Return all of the entries word for word, but omit the pictures they contain.

Saved entries
[BEGIN]

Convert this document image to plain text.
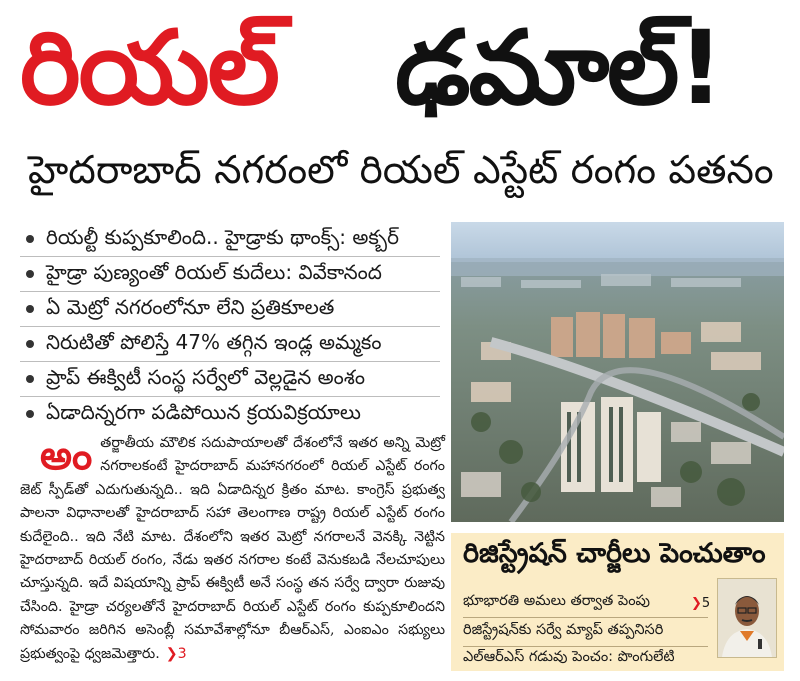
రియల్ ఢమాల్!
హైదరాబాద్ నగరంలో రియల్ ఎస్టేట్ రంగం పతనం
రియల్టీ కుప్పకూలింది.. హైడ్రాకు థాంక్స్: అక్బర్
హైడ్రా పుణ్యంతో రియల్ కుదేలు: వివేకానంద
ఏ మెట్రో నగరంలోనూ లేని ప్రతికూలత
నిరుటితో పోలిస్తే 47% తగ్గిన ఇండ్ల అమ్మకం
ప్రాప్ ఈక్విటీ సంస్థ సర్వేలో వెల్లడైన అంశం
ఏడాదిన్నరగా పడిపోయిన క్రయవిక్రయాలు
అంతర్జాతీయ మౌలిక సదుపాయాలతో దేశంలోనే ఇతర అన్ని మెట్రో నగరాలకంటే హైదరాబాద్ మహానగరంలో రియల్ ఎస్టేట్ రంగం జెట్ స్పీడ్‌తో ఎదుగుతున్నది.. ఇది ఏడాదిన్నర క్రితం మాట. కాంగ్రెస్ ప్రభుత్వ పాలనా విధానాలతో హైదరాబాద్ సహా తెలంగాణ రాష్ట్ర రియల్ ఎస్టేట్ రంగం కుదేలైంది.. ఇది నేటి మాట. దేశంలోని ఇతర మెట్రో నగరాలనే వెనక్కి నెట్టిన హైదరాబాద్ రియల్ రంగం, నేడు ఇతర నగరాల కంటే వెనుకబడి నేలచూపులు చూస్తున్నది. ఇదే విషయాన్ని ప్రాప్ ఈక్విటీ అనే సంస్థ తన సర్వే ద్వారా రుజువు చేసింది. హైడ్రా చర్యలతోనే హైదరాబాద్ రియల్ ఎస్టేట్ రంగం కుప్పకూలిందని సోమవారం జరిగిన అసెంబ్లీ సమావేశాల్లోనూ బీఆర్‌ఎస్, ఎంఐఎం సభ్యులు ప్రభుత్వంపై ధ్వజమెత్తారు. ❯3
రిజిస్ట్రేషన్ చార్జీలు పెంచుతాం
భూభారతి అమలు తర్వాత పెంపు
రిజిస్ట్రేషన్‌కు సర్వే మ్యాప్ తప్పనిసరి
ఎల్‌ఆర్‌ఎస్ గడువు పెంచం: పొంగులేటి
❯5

[END]

• The answer
Convert this document image to plain text.
రియల్ ఢమాల్!
హైదరాబాద్ నగరంలో రియల్ ఎస్టేట్ రంగం పతనం
రియల్టీ కుప్పకూలింది.. హైడ్రాకు థాంక్స్: అక్బర్
హైడ్రా పుణ్యంతో రియల్ కుదేలు: వివేకానంద
ఏ మెట్రో నగరంలోనూ లేని ప్రతికూలత
నిరుటితో పోలిస్తే 47% తగ్గిన ఇండ్ల అమ్మకం
ప్రాప్ ఈక్విటీ సంస్థ సర్వేలో వెల్లడైన అంశం
ఏడాదిన్నరగా పడిపోయిన క్రయవిక్రయాలు
అంతర్జాతీయ మౌలిక సదుపాయాలతో దేశంలోనే ఇతర అన్ని మెట్రో నగరాలకంటే హైదరాబాద్ మహానగరంలో రియల్ ఎస్టేట్ రంగం జెట్ స్పీడ్‌తో ఎదుగుతున్నది.. ఇది ఏడాదిన్నర క్రితం మాట. కాంగ్రెస్ ప్రభుత్వ పాలనా విధానాలతో హైదరాబాద్ సహా తెలంగాణ రాష్ట్ర రియల్ ఎస్టేట్ రంగం కుదేలైంది.. ఇది నేటి మాట. దేశంలోని ఇతర మెట్రో నగరాలనే వెనక్కి నెట్టిన హైదరాబాద్ రియల్ రంగం, నేడు ఇతర నగరాల కంటే వెనుకబడి నేలచూపులు చూస్తున్నది. ఇదే విషయాన్ని ప్రాప్ ఈక్విటీ అనే సంస్థ తన సర్వే ద్వారా రుజువు చేసింది. హైడ్రా చర్యలతోనే హైదరాబాద్ రియల్ ఎస్టేట్ రంగం కుప్పకూలిందని సోమవారం జరిగిన అసెంబ్లీ సమావేశాల్లోనూ బీఆర్‌ఎస్, ఎంఐఎం సభ్యులు ప్రభుత్వంపై ధ్వజమెత్తారు. ❯3
రిజిస్ట్రేషన్ చార్జీలు పెంచుతాం
భూభారతి అమలు తర్వాత పెంపు
రిజిస్ట్రేషన్‌కు సర్వే మ్యాప్ తప్పనిసరి
ఎల్‌ఆర్‌ఎస్ గడువు పెంచం: పొంగులేటి
❯5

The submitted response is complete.